═══ Given records ═══
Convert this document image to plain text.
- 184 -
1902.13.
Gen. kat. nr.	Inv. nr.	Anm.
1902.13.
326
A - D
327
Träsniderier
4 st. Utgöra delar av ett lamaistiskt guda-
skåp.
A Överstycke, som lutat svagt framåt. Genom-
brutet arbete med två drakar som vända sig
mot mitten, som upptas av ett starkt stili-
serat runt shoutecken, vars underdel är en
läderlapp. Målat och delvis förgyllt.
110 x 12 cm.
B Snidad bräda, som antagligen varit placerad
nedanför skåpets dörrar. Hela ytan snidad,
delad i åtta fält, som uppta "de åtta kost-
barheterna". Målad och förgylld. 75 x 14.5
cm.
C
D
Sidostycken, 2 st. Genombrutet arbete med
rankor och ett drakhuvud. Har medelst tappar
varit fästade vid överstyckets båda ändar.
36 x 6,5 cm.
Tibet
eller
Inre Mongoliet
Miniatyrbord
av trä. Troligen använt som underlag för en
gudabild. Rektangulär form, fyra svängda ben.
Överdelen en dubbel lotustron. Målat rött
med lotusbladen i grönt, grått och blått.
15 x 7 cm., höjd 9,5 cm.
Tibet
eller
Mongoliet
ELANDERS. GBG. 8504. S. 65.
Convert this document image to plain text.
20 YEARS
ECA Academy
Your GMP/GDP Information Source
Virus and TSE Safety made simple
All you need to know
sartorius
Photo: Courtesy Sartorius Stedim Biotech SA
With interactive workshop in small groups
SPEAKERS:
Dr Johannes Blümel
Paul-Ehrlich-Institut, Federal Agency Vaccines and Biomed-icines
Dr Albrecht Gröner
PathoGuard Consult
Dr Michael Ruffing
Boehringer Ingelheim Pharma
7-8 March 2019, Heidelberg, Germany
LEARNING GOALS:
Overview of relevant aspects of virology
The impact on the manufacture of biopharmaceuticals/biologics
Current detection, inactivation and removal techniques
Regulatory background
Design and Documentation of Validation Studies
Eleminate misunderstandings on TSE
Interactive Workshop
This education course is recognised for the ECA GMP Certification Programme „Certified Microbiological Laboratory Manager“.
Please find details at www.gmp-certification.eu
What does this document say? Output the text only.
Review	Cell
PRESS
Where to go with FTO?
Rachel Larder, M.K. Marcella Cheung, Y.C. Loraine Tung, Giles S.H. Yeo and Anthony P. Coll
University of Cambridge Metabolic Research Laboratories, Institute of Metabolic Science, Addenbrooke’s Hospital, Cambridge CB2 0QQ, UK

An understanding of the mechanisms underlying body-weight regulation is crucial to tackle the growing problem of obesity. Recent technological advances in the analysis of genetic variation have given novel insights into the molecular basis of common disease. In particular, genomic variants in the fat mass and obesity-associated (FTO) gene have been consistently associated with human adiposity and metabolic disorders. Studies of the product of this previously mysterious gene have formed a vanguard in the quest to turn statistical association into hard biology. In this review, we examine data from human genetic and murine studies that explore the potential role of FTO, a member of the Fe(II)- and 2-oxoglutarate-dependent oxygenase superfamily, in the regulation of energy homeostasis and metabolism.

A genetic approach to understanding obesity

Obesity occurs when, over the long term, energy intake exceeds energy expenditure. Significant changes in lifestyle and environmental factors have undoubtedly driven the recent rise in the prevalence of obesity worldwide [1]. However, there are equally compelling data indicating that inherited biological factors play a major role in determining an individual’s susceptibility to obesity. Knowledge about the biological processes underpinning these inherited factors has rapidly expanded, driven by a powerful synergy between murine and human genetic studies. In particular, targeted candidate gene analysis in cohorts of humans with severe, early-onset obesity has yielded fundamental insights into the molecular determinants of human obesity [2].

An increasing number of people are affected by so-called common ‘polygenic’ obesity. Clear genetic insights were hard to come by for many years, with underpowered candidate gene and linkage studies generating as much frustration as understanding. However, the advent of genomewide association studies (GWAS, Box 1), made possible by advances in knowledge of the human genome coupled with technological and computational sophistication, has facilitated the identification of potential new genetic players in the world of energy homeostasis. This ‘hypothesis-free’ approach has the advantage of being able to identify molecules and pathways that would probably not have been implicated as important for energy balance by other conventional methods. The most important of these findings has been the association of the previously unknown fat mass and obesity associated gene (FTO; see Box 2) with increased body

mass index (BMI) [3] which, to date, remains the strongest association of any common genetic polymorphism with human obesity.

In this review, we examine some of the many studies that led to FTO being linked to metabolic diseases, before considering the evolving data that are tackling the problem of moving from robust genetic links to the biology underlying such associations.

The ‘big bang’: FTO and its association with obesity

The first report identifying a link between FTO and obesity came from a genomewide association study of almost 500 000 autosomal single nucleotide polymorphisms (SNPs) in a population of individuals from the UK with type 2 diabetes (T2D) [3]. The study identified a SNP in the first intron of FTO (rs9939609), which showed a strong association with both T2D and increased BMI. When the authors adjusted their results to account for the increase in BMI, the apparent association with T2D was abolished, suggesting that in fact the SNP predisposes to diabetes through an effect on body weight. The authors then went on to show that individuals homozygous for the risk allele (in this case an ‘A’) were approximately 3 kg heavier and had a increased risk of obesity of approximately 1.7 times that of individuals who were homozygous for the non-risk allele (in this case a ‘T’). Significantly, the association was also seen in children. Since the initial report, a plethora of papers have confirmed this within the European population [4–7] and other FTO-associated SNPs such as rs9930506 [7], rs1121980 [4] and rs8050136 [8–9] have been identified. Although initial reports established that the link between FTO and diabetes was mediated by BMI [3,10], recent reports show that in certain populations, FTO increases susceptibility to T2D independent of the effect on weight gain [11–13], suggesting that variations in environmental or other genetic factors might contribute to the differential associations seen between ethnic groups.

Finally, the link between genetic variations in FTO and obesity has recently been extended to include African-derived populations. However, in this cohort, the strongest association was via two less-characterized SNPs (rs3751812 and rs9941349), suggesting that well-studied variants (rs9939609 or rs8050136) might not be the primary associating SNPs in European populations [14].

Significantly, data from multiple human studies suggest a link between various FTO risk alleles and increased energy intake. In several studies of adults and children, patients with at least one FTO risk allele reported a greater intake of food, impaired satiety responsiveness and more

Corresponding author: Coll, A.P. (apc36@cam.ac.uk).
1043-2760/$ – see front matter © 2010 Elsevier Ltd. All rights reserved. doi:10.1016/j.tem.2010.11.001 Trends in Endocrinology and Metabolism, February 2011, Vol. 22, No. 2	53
═══
Search the records for the word "varit". Copy each line where it appears.

## Solution
B Snidad bräda, som antagligen varit placerad
varit fästade vid överstyckets båda ändar.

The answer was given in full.